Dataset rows
=-=-=

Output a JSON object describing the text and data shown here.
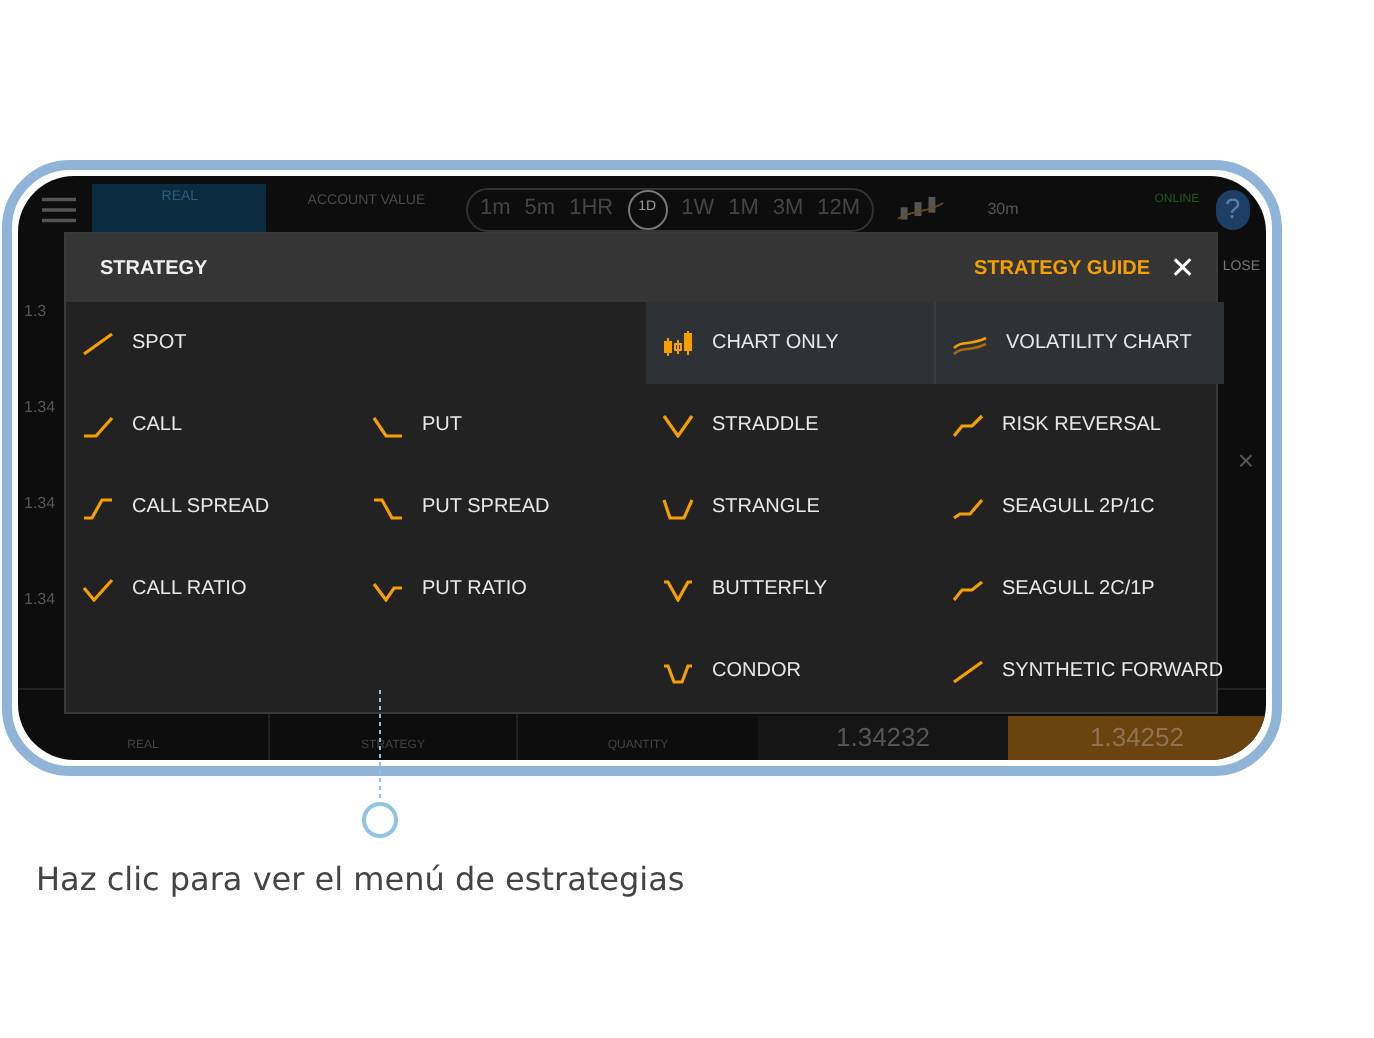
{
  "app": {
    "account": {
      "label": "REAL"
    },
    "account_value": {
      "label": "ACCOUNT VALUE"
    },
    "timeframes": [
      {
        "label": "1m",
        "selected": false
      },
      {
        "label": "5m",
        "selected": false
      },
      {
        "label": "1HR",
        "selected": false
      },
      {
        "label": "1D",
        "selected": true
      },
      {
        "label": "1W",
        "selected": false
      },
      {
        "label": "1M",
        "selected": false
      },
      {
        "label": "3M",
        "selected": false
      },
      {
        "label": "12M",
        "selected": false
      }
    ],
    "interval": "30m",
    "status": "ONLINE",
    "help": "?",
    "close_label": "LOSE",
    "side_close": "×",
    "prices": [
      "1.3",
      "1.34",
      "1.34",
      "1.34"
    ],
    "bottom": {
      "labels": [
        "REAL",
        "STRATEGY",
        "QUANTITY"
      ],
      "bid": "1.34232",
      "ask": "1.34252"
    }
  },
  "strategy_dialog": {
    "title": "STRATEGY",
    "guide_link": "STRATEGY GUIDE",
    "close": "✕",
    "rows": [
      [
        {
          "label": "SPOT",
          "selected": false
        },
        null,
        {
          "label": "CHART ONLY",
          "selected": true
        },
        {
          "label": "VOLATILITY CHART",
          "selected": true
        }
      ],
      [
        {
          "label": "CALL",
          "selected": false
        },
        {
          "label": "PUT",
          "selected": false
        },
        {
          "label": "STRADDLE",
          "selected": false
        },
        {
          "label": "RISK REVERSAL",
          "selected": false
        }
      ],
      [
        {
          "label": "CALL SPREAD",
          "selected": false
        },
        {
          "label": "PUT SPREAD",
          "selected": false
        },
        {
          "label": "STRANGLE",
          "selected": false
        },
        {
          "label": "SEAGULL 2P/1C",
          "selected": false
        }
      ],
      [
        {
          "label": "CALL RATIO",
          "selected": false
        },
        {
          "label": "PUT RATIO",
          "selected": false
        },
        {
          "label": "BUTTERFLY",
          "selected": false
        },
        {
          "label": "SEAGULL 2C/1P",
          "selected": false
        }
      ],
      [
        null,
        null,
        {
          "label": "CONDOR",
          "selected": false
        },
        {
          "label": "SYNTHETIC FORWARD",
          "selected": false
        }
      ]
    ]
  },
  "caption": "Haz clic para ver el menú de estrategias"
}
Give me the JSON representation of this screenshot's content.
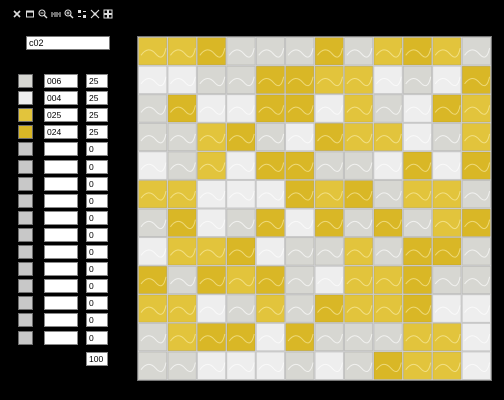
{
  "toolbar": {
    "tools": [
      {
        "name": "close-icon"
      },
      {
        "name": "window-icon"
      },
      {
        "name": "zoom-out-icon"
      },
      {
        "name": "actual-size-icon"
      },
      {
        "name": "zoom-in-icon"
      },
      {
        "name": "shuffle-icon"
      },
      {
        "name": "fit-icon"
      },
      {
        "name": "grid-icon"
      }
    ]
  },
  "mix_name": "c02",
  "tiles": [
    {
      "code": "006",
      "percent": "25",
      "color": "#d7d7d2"
    },
    {
      "code": "004",
      "percent": "25",
      "color": "#eeeeee"
    },
    {
      "code": "025",
      "percent": "25",
      "color": "#e2c43c"
    },
    {
      "code": "024",
      "percent": "25",
      "color": "#d9b726"
    },
    {
      "code": "",
      "percent": "0",
      "color": "#c8c8c8"
    },
    {
      "code": "",
      "percent": "0",
      "color": "#c8c8c8"
    },
    {
      "code": "",
      "percent": "0",
      "color": "#c8c8c8"
    },
    {
      "code": "",
      "percent": "0",
      "color": "#c8c8c8"
    },
    {
      "code": "",
      "percent": "0",
      "color": "#c8c8c8"
    },
    {
      "code": "",
      "percent": "0",
      "color": "#c8c8c8"
    },
    {
      "code": "",
      "percent": "0",
      "color": "#c8c8c8"
    },
    {
      "code": "",
      "percent": "0",
      "color": "#c8c8c8"
    },
    {
      "code": "",
      "percent": "0",
      "color": "#c8c8c8"
    },
    {
      "code": "",
      "percent": "0",
      "color": "#c8c8c8"
    },
    {
      "code": "",
      "percent": "0",
      "color": "#c8c8c8"
    },
    {
      "code": "",
      "percent": "0",
      "color": "#c8c8c8"
    }
  ],
  "total_percent": "100",
  "mosaic": {
    "columns": 12,
    "rows": 12,
    "grout_color": "#cfcfcf",
    "pattern": [
      "223000302320",
      "110033221013",
      "031133120132",
      "002301322102",
      "102133001313",
      "221113230220",
      "031031303023",
      "122310020330",
      "303230122300",
      "221020322311",
      "023313000221",
      "001110103221",
      "330031123302",
      "002033202013",
      "121302112303"
    ]
  }
}
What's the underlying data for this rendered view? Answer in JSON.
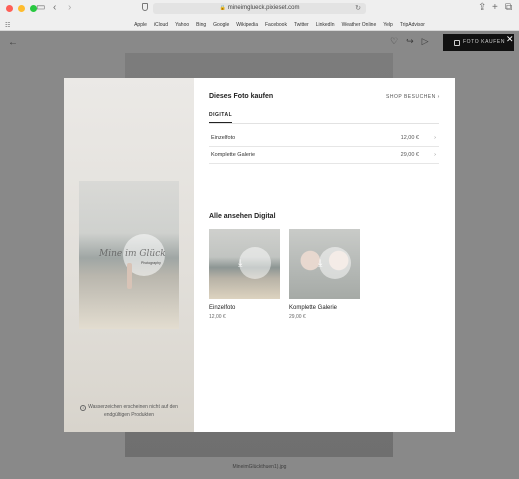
{
  "browser": {
    "url": "mineimglueck.pixieset.com",
    "bookmarks": [
      "Apple",
      "iCloud",
      "Yahoo",
      "Bing",
      "Google",
      "Wikipedia",
      "Facebook",
      "Twitter",
      "LinkedIn",
      "Weather Online",
      "Yelp",
      "TripAdvisor"
    ]
  },
  "page": {
    "buy_button": "FOTO KAUFEN",
    "filename": "MineimGlückthuen1).jpg"
  },
  "modal": {
    "title": "Dieses Foto kaufen",
    "shop_link": "SHOP BESUCHEN",
    "tab": "DIGITAL",
    "rows": [
      {
        "label": "Einzelfoto",
        "price": "12,00 €"
      },
      {
        "label": "Komplette Galerie",
        "price": "29,00 €"
      }
    ],
    "section_title": "Alle ansehen Digital",
    "cards": [
      {
        "name": "Einzelfoto",
        "price": "12,00 €"
      },
      {
        "name": "Komplette Galerie",
        "price": "29,00 €"
      }
    ],
    "watermark_note": "Wasserzeichen erscheinen nicht auf den endgültigen Produkten",
    "watermark_text": "Mine im Glück",
    "watermark_sub": "Photography"
  }
}
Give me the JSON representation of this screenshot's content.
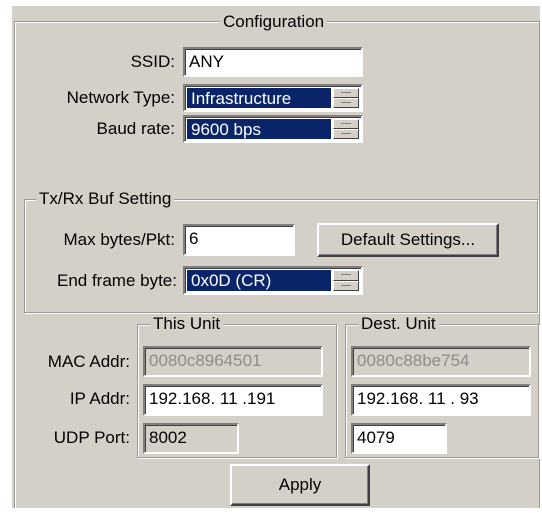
{
  "configuration": {
    "title": "Configuration",
    "ssid": {
      "label": "SSID:",
      "value": "ANY"
    },
    "network_type": {
      "label": "Network Type:",
      "value": "Infrastructure"
    },
    "baud_rate": {
      "label": "Baud rate:",
      "value": "9600 bps"
    }
  },
  "txrx": {
    "title": "Tx/Rx Buf Setting",
    "max_bytes": {
      "label": "Max bytes/Pkt:",
      "value": "6"
    },
    "default_settings_label": "Default Settings...",
    "end_frame": {
      "label": "End frame byte:",
      "value": "0x0D (CR)"
    }
  },
  "rows": {
    "mac_label": "MAC Addr:",
    "ip_label": "IP Addr:",
    "udp_label": "UDP Port:"
  },
  "this_unit": {
    "title": "This Unit",
    "mac": "0080c8964501",
    "ip": "192.168. 11 .191",
    "udp": "8002"
  },
  "dest_unit": {
    "title": "Dest. Unit",
    "mac": "0080c88be754",
    "ip": "192.168. 11 . 93",
    "udp": "4079"
  },
  "apply_label": "Apply",
  "colors": {
    "panel": "#d4d0c8",
    "selection": "#0a246a",
    "disabled_text": "#8c8c8c"
  }
}
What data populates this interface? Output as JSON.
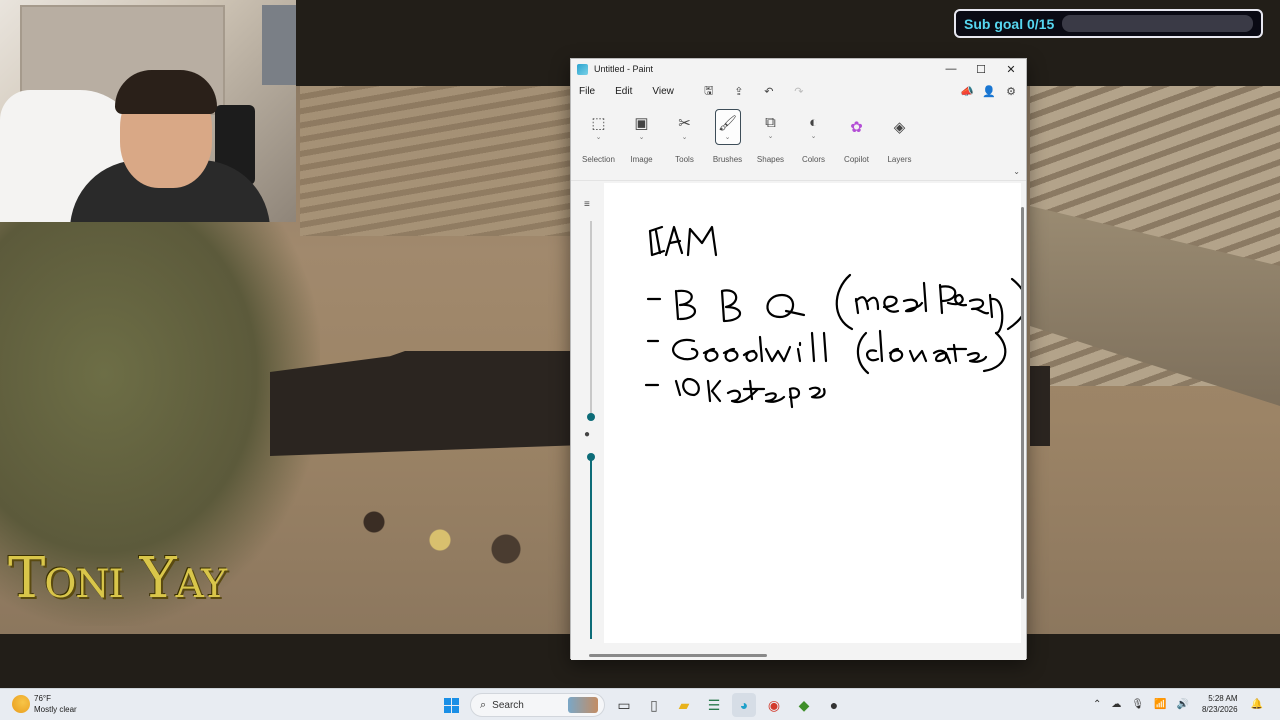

=-=-=

• [Task directions] Gather and return every line that holds the string "CALL".

• [Result of this task]
          "label": "CALL",
          "label": "CALL SPREAD",
          "label": "CALL RATIO",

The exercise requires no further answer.